(Rows from a figure dataset)
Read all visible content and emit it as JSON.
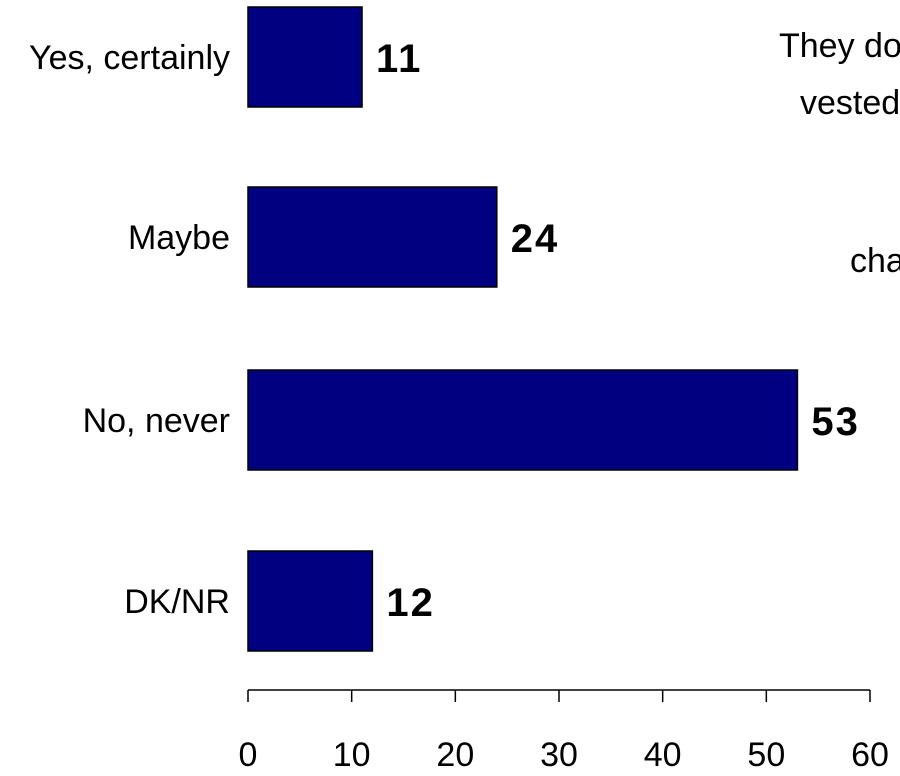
{
  "chart_data": {
    "type": "bar",
    "orientation": "horizontal",
    "categories": [
      "Yes, certainly",
      "Maybe",
      "No, never",
      "DK/NR"
    ],
    "values": [
      11,
      24,
      53,
      12
    ],
    "data_labels": [
      "11",
      "24",
      "53",
      "12"
    ],
    "xlim": [
      0,
      60
    ],
    "xticks": [
      0,
      10,
      20,
      30,
      40,
      50,
      60
    ],
    "xtick_labels": [
      "0",
      "10",
      "20",
      "30",
      "40",
      "50",
      "60"
    ],
    "grid": false,
    "legend": "none",
    "bar_color": "#000080",
    "bar_edge_color": "#000000",
    "title": "",
    "xlabel": "",
    "ylabel": ""
  },
  "side_text": {
    "line1": "They do",
    "line2": "vested",
    "line3": "cha"
  }
}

◆ **Set exercise**
Give an exact reproduction of every line, leaving out any picture.

◆ **Solution**
Read all visible content and emit it as JSON.
{
  "chart_data": {
    "type": "bar",
    "orientation": "horizontal",
    "categories": [
      "Yes, certainly",
      "Maybe",
      "No, never",
      "DK/NR"
    ],
    "values": [
      11,
      24,
      53,
      12
    ],
    "data_labels": [
      "11",
      "24",
      "53",
      "12"
    ],
    "xlim": [
      0,
      60
    ],
    "xticks": [
      0,
      10,
      20,
      30,
      40,
      50,
      60
    ],
    "xtick_labels": [
      "0",
      "10",
      "20",
      "30",
      "40",
      "50",
      "60"
    ],
    "grid": false,
    "legend": "none",
    "bar_color": "#000080",
    "bar_edge_color": "#000000",
    "title": "",
    "xlabel": "",
    "ylabel": ""
  },
  "side_text": {
    "line1": "They do",
    "line2": "vested",
    "line3": "cha"
  }
}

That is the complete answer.